Consigne écrite 1: Pouvez-vous disposer en tableau Markdown les lignes de la liste, de son début jusqu'à la ligne contenant « Detect and localize » incluse, avec une colonne « N° » pour le numéro de rang et une colonne « Ligne » pour le texte ? Omettez les lignes vides et les images.

### Texte à lire ###

Les méandres de la paix

Aux marches d’un Proche-Orient traversé par des impasses séculaires, deux nations ennemies ont décidé d’en venir à la paix. Vu de loin, on les félicite pour leur courage et leur détermination. Confirmant le processus de normalisation amorcé il y a un an, la Turquie et l’Arménie ont non seulement convenu d’établir des relations diplomatiques, de parvenir à l’ouverture de leur frontière commune, mais aussi d’aborder un passif historique traumatique pour les Arméniens.

###

Consigne écrite 2: Pouvez-vous poursuivre le texte sur la paix entre la Turquie et l'Arménie après sa dernière phrase ?

### Liste ###

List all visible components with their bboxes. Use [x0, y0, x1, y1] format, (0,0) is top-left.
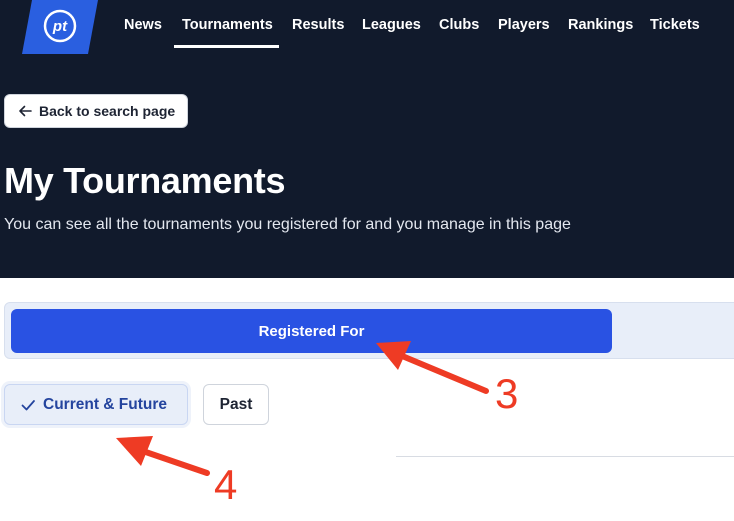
- nav-players[interactable]: Players: [498, 17, 550, 33]
- nav-results[interactable]: Results: [292, 17, 344, 33]
- arrow-left-icon: [19, 105, 32, 117]
- back-to-search-button[interactable]: Back to search page: [4, 94, 188, 128]
- filter-current-future-button[interactable]: Current & Future: [4, 384, 188, 425]
- nav-clubs[interactable]: Clubs: [439, 17, 479, 33]
- filter-past-button[interactable]: Past: [203, 384, 269, 425]
- active-nav-indicator: [174, 45, 279, 48]
- annotation-number-3: 3: [495, 370, 519, 417]
- annotation-number-4: 4: [214, 461, 238, 508]
- content-divider: [396, 456, 734, 457]
- site-logo[interactable]: pt: [22, 0, 98, 54]
- page-header: pt News Tournaments Results Leagues Club…: [0, 0, 734, 278]
- nav-rankings[interactable]: Rankings: [568, 17, 633, 33]
- check-icon: [21, 399, 35, 410]
- annotation-arrow-4: [116, 436, 210, 476]
- nav-news[interactable]: News: [124, 17, 162, 33]
- nav-tournaments[interactable]: Tournaments: [182, 17, 273, 33]
- logo-text: pt: [52, 18, 68, 35]
- filter-current-future-label: Current & Future: [43, 395, 167, 413]
- page-title: My Tournaments: [4, 160, 286, 201]
- page-subtitle: You can see all the tournaments you regi…: [4, 216, 571, 233]
- back-button-label: Back to search page: [39, 103, 176, 119]
- tab-registered-for[interactable]: Registered For: [11, 309, 612, 353]
- nav-leagues[interactable]: Leagues: [362, 17, 421, 33]
- nav-tickets[interactable]: Tickets: [650, 17, 700, 33]
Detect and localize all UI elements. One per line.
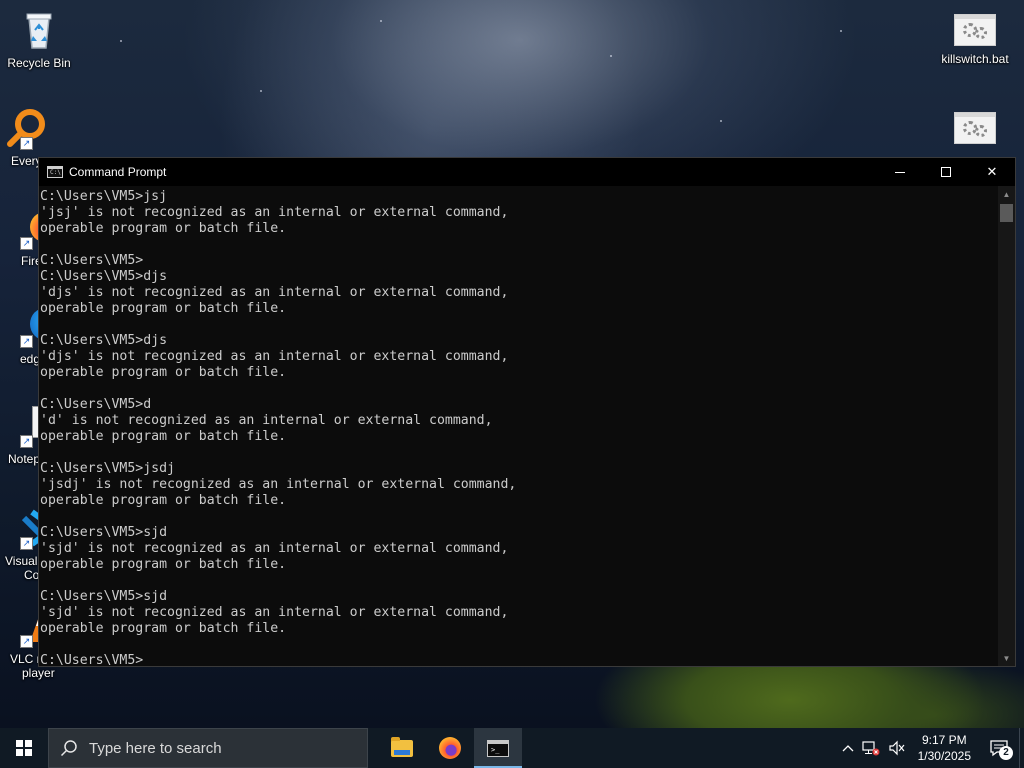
shortcut-arrow-icon: ↗	[20, 137, 33, 150]
console-prompt-line: C:\Users\VM5>	[40, 653, 999, 666]
folder-icon	[391, 736, 413, 757]
windows-logo-icon	[16, 740, 32, 756]
shortcut-arrow-icon: ↗	[20, 635, 33, 648]
wallpaper-star	[720, 120, 722, 122]
console-line: 'jsdj' is not recognized as an internal …	[40, 477, 517, 492]
shortcut-arrow-icon: ↗	[20, 537, 33, 550]
show-desktop-button[interactable]	[1019, 728, 1024, 768]
chevron-up-icon: ▲	[1002, 189, 1011, 199]
desktop-icon-recycle-bin[interactable]: Recycle Bin	[1, 8, 77, 70]
console-line: C:\Users\VM5>jsdj	[40, 461, 175, 476]
taskbar-app-file-explorer[interactable]	[378, 728, 426, 768]
console-line: C:\Users\VM5>sjd	[40, 589, 168, 604]
clock-time: 9:17 PM	[921, 733, 967, 747]
action-center-button[interactable]: 2	[979, 728, 1019, 768]
console-line: C:\Users\VM5>	[40, 253, 144, 268]
system-tray: 9:17 PM 1/30/2025 2	[838, 728, 1024, 768]
desktop-icon-label: player	[22, 666, 55, 680]
recycle-bin-icon	[17, 8, 61, 52]
desktop-icon-killswitch-bat[interactable]: killswitch.bat	[937, 14, 1013, 66]
console-line: operable program or batch file.	[40, 557, 287, 572]
console-line: 'djs' is not recognized as an internal o…	[40, 349, 509, 364]
search-placeholder: Type here to search	[89, 739, 222, 757]
scroll-down-button[interactable]: ▼	[998, 650, 1015, 666]
taskbar-app-command-prompt[interactable]: >_	[474, 728, 522, 768]
console-line: C:\Users\VM5>sjd	[40, 525, 168, 540]
wallpaper-star	[120, 40, 122, 42]
console-line: operable program or batch file.	[40, 493, 287, 508]
console-line: operable program or batch file.	[40, 301, 287, 316]
minimize-button[interactable]	[877, 158, 923, 186]
clock-date: 1/30/2025	[917, 749, 971, 763]
taskbar-search-box[interactable]: Type here to search	[48, 728, 368, 768]
shortcut-arrow-icon: ↗	[20, 435, 33, 448]
scrollbar-thumb[interactable]	[1000, 204, 1013, 222]
console-line: operable program or batch file.	[40, 365, 287, 380]
command-prompt-icon: >_	[487, 739, 509, 757]
console-output[interactable]: C:\Users\VM5>jsj'jsj' is not recognized …	[39, 186, 999, 666]
shortcut-arrow-icon: ↗	[20, 335, 33, 348]
desktop-icon-batch-file[interactable]	[937, 112, 1013, 150]
desktop-icon-label: killswitch.bat	[941, 52, 1009, 66]
window-title: Command Prompt	[69, 165, 167, 179]
vertical-scrollbar[interactable]: ▲ ▼	[998, 186, 1015, 666]
console-line: operable program or batch file.	[40, 429, 287, 444]
notification-count-badge: 2	[999, 746, 1013, 760]
volume-button[interactable]	[884, 728, 910, 768]
close-icon: ✕	[986, 164, 998, 179]
wallpaper-star	[260, 90, 262, 92]
maximize-icon	[941, 167, 951, 177]
console-line: C:\Users\VM5>d	[40, 397, 152, 412]
network-button[interactable]	[858, 728, 884, 768]
console-line: C:\Users\VM5>djs	[40, 333, 168, 348]
console-line: operable program or batch file.	[40, 621, 287, 636]
desktop-icon-label: Recycle Bin	[7, 56, 71, 70]
volume-muted-icon	[889, 740, 905, 756]
console-line: 'sjd' is not recognized as an internal o…	[40, 605, 509, 620]
console-line: 'jsj' is not recognized as an internal o…	[40, 205, 509, 220]
shortcut-arrow-icon: ↗	[20, 237, 33, 250]
batch-file-gear-icon	[954, 14, 996, 46]
console-line: 'djs' is not recognized as an internal o…	[40, 285, 509, 300]
chevron-down-icon: ▼	[1002, 653, 1011, 663]
clock-button[interactable]: 9:17 PM 1/30/2025	[910, 732, 979, 764]
console-line: C:\Users\VM5>jsj	[40, 189, 168, 204]
show-hidden-icons-button[interactable]	[838, 728, 858, 768]
wallpaper-star	[610, 55, 612, 57]
search-icon	[49, 739, 89, 757]
command-prompt-icon: C:\	[47, 166, 63, 178]
taskbar-app-firefox[interactable]	[426, 728, 474, 768]
console-line: 'sjd' is not recognized as an internal o…	[40, 541, 509, 556]
minimize-icon	[895, 171, 905, 173]
taskbar: Type here to search >_ 9:17 PM 1/30/2025…	[0, 728, 1024, 768]
console-line: 'd' is not recognized as an internal or …	[40, 413, 493, 428]
wallpaper-star	[380, 20, 382, 22]
window-titlebar[interactable]: C:\ Command Prompt ✕	[39, 158, 1015, 186]
console-line: operable program or batch file.	[40, 221, 287, 236]
maximize-button[interactable]	[923, 158, 969, 186]
wallpaper-star	[840, 30, 842, 32]
network-disconnected-icon	[862, 741, 880, 756]
scroll-up-button[interactable]: ▲	[998, 186, 1015, 202]
window-controls: ✕	[877, 158, 1015, 186]
chevron-up-icon	[842, 745, 854, 752]
firefox-icon	[439, 737, 461, 759]
start-button[interactable]	[0, 728, 48, 768]
everything-search-icon: ↗	[2, 106, 46, 150]
batch-file-gear-icon	[954, 112, 996, 144]
console-line: C:\Users\VM5>djs	[40, 269, 168, 284]
console-prompt: C:\Users\VM5>	[40, 653, 144, 666]
close-button[interactable]: ✕	[969, 158, 1015, 186]
command-prompt-window[interactable]: C:\ Command Prompt ✕ C:\Users\VM5>jsj'js…	[38, 157, 1016, 667]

###

Réponse écrite 1:
| N° | Ligne |
|---|---|
| 1 | List all visible components with their bboxes. Use [x0, y0, x1, y1] format, (0,0) is top-left. |
| 2 | - nav-players[interactable]: Players: [498, 17, 550, 33] |
| 3 | - nav-results[interactable]: Results: [292, 17, 344, 33] |
| 4 | - arrow-left-icon: [19, 105, 32, 117] |
| 5 | - back-to-search-button[interactable]: Back to search page: [4, 94, 188, 128] |
| 6 | - filter-current-future-button[interactable]: Current & Future: [4, 384, 188, 425] |
| 7 | - nav-clubs[interactable]: Clubs: [439, 17, 479, 33] |
| 8 | - filter-past-button[interactable]: Past: [203, 384, 269, 425] |
| 9 | - active-nav-indicator: [174, 45, 279, 48] |
| 10 | - annotation-number-3: 3: [495, 370, 519, 417] |
| 11 | - annotation-number-4: 4: [214, 461, 238, 508] |
| 12 | - content-divider: [396, 456, 734, 457] |
| 13 | - site-logo[interactable]: pt: [22, 0, 98, 54] |
| 14 | - page-header: pt News Tournaments Results Leagues Club…: [0, 0, 734, 278] |
| 15 | - nav-rankings[interactable]: Rankings: [568, 17, 633, 33] |
| 16 | - check-icon: [21, 399, 35, 410] |
| 17 | - annotation-arrow-4: [116, 436, 210, 476] |
| 18 | - nav-news[interactable]: News: [124, 17, 162, 33] |
| 19 | - nav-tournaments[interactable]: Tournaments: [182, 17, 273, 33] |
| 20 | - logo-text: pt: [52, 18, 68, 35] |
| 21 | - filter-current-future-label: Current & Future: [43, 395, 167, 413] |
| 22 | - page-title: My Tournaments: [4, 160, 286, 201] |
| 23 | - page-subtitle: You can see all the tournaments you regi…: [4, 216, 571, 233] |
| 24 | - back-button-label: Back to search page: [39, 103, 176, 119] |
| 25 | - tab-registered-for[interactable]: Registered For: [11, 309, 612, 353] |
| 26 | - nav-leagues[interactable]: Leagues: [362, 17, 421, 33] |
| 27 | - nav-tickets[interactable]: Tickets: [650, 17, 700, 33] |
| 28 | Detect and localize all UI elements. One per line. |

Réponse écrite 2:
Vu de près, toutefois, l’accord conclu le 31 août dernier entre Ankara et Erevan soulève, dans les deux peuples, une question existentielle. La route est encore longue, même si un calendrier précis est fixé, et il faudra affronter, dans chaque pays, une opposition profonde. Du côté turc, une puissante opinion nationaliste reste crispée sur le négationnisme d’Etat, qui rejette farouchement la réalité du génocide perpétré par le gouvernement des Jeunes-Turcs, en 1915. Admettre que la Turquie moderne est fondée sur un crime contre l’humanité demandera du temps et, surtout, un immense travail de mémoire, laquelle est enfouie sous la statue martiale de Mustafa Kemal. Tout aussi problématique est le soutien  » fraternel  » maintes fois manifesté par la Turquie à l’Azerbaïdjan, pays en guerre avec l’Arménie au sujet de la région du Haut-Karabakh. Devant tant d’obstacles, deux signes d’assouplissement : les Turcs acceptent de participer à une  » sous-commission sur la dimension historique « , ce qui vaut mieux que la négation formelle du génocide ; et la normalisation avec l’Arménie a finalement été acceptée, bien qu’aucune solution n’ait été encore annoncée pour le Haut-Karabakh.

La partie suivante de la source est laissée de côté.